For the string "Oncolytic", find every matching line in the records and copy it.

THE INPUT:
-- -- --
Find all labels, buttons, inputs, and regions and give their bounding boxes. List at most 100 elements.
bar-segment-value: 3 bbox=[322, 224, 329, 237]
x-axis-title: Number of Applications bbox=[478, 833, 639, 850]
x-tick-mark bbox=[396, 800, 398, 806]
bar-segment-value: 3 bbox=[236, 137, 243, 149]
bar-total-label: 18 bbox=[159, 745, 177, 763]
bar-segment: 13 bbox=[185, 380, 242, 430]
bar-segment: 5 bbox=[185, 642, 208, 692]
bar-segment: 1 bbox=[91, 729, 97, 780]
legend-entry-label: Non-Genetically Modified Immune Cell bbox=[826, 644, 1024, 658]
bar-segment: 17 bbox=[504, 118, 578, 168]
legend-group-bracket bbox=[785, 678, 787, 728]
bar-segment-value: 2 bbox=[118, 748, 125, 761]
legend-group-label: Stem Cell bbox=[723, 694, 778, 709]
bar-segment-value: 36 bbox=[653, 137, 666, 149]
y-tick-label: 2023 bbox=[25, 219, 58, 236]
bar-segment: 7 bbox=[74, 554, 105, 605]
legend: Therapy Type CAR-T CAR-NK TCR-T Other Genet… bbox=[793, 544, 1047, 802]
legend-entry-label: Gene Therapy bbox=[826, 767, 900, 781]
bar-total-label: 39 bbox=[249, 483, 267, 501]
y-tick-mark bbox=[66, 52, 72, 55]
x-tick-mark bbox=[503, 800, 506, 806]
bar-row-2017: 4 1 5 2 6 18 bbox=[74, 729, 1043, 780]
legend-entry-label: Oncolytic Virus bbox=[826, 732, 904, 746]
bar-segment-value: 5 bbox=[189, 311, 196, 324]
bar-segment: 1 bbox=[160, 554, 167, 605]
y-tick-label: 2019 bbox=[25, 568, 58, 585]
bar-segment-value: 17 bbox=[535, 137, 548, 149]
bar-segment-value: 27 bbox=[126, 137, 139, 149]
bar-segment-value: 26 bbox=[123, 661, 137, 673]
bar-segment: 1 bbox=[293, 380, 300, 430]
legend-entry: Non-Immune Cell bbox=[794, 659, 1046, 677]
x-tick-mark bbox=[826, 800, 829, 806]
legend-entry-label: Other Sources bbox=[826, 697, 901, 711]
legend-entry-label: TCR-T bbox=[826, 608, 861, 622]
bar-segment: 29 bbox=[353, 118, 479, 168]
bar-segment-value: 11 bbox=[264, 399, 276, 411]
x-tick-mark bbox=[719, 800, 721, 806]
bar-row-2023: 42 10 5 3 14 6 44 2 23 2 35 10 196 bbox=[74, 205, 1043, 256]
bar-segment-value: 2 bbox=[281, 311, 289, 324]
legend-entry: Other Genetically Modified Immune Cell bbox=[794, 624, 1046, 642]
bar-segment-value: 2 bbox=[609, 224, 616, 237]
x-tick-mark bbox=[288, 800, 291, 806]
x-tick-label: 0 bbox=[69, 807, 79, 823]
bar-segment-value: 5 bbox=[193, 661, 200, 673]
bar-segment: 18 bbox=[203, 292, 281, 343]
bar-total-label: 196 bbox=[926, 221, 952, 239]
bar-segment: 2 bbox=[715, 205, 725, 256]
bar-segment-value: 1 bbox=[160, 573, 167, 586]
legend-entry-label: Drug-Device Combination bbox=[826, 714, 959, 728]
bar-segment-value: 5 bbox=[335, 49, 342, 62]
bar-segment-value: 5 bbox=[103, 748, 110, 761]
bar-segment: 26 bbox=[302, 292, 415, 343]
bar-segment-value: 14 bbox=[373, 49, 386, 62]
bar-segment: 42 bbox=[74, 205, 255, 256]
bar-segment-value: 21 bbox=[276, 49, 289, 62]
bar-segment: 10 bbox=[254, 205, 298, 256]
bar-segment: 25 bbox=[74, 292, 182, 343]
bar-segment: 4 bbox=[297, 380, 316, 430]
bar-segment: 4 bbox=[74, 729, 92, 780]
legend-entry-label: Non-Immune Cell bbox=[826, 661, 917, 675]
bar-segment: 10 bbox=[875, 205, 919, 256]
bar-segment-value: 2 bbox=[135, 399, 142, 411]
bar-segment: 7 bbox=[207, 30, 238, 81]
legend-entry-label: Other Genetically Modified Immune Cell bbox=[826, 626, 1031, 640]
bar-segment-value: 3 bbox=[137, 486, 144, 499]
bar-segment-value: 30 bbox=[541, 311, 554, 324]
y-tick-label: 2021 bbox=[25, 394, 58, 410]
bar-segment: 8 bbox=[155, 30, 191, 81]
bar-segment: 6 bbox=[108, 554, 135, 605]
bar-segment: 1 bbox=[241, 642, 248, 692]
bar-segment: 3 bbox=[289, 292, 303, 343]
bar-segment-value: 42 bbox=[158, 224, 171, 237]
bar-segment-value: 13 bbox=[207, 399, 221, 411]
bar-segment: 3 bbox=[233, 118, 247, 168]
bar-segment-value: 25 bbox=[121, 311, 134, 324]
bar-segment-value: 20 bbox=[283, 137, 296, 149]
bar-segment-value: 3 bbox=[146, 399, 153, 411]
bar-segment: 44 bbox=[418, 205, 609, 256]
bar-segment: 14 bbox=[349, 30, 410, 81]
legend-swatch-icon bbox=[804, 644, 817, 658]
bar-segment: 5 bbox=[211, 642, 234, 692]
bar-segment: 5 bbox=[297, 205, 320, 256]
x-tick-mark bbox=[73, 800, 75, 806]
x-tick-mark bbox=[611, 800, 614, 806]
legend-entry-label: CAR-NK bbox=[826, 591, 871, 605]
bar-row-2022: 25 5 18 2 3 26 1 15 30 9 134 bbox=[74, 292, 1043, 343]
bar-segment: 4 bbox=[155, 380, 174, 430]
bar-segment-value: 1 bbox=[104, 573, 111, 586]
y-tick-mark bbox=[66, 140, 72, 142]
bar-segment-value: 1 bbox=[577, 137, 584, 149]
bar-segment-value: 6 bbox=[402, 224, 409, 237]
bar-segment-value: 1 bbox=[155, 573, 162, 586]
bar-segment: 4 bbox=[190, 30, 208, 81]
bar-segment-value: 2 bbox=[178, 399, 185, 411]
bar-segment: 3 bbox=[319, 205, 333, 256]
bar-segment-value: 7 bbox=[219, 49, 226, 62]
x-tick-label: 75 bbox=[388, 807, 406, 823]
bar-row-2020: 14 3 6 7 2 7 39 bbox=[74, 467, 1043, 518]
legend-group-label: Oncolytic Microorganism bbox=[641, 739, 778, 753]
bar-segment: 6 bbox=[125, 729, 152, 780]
-- -- --
ANSWER FOR THIS EXERCISE:
legend-entry-label: Oncolytic Virus bbox=[826, 732, 904, 746]
legend-group-label: Oncolytic Microorganism bbox=[641, 739, 778, 753]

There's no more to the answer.